_本文_.
自分軸を持っておくと、どのようなメリットがあるのでしょうか。大きく2つのポイントに注目してみましょう。

他者からの信頼を得られる

自分の軸を持っていないと、何かを判断するにあたってその時々の状況や感情などに左右され、言動に一貫性がなくなります。一貫性がないと、何が起こるか。「他者から信頼されなくなる」ことが考えられます。

人を信頼する要素の一つに「予測可能性」があります。つまり、「この人なら、こんな場面でこんな行動を取ってくれるだろう」といった予測ができれば、安心して依頼したり仕事を任せたりすることができるでしょう。

一方、一貫性がない人は言うことがコロコロ変わり、行動を予測できません。すると「任せておけない」となってしまいます。仕事を振られなくなって活躍の機会を失ったり、上司から細かな指示や進捗管理をされて窮屈さを感じたりするかもしれません。

_課題内容 A_. エントリの最初の行から「dialog-title: Verification Result」を含む行までを、両端の行も含めて一字一句変えずに再現してください。

_入力エントリ_.
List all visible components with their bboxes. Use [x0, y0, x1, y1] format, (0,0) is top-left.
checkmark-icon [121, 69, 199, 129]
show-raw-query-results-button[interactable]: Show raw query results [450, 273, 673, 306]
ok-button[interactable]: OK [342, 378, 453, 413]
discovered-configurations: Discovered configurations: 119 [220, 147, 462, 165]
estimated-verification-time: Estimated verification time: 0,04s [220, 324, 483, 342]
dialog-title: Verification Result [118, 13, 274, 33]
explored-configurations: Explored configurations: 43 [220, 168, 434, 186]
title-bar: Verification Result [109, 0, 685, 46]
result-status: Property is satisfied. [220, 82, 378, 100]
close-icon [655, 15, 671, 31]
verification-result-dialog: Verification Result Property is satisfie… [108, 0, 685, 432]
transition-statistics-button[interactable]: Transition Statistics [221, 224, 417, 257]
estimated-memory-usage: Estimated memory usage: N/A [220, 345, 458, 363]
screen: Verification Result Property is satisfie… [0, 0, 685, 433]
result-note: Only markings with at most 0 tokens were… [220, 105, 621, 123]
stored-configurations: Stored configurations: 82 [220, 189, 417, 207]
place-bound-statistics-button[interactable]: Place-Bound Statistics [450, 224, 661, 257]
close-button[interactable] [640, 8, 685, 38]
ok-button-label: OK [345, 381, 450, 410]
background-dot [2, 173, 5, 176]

_課題内容 B_. 本文の「他者からの信頼を得られる」から「りすることができるでしょう。」までを、そのまま書き出してください。

_解答 A_.
List all visible components with their bboxes. Use [x0, y0, x1, y1] format, (0,0) is top-left.
checkmark-icon [121, 69, 199, 129]
show-raw-query-results-button[interactable]: Show raw query results [450, 273, 673, 306]
ok-button[interactable]: OK [342, 378, 453, 413]
discovered-configurations: Discovered configurations: 119 [220, 147, 462, 165]
estimated-verification-time: Estimated verification time: 0,04s [220, 324, 483, 342]
dialog-title: Verification Result [118, 13, 274, 33]

_解答 B_.
他者からの信頼を得られる

自分の軸を持っていないと、何かを判断するにあたってその時々の状況や感情などに左右され、言動に一貫性がなくなります。一貫性がないと、何が起こるか。「他者から信頼されなくなる」ことが考えられます。

人を信頼する要素の一つに「予測可能性」があります。つまり、「この人なら、こんな場面でこんな行動を取ってくれるだろう」といった予測ができれば、安心して依頼したり仕事を任せたりすることができるでしょう。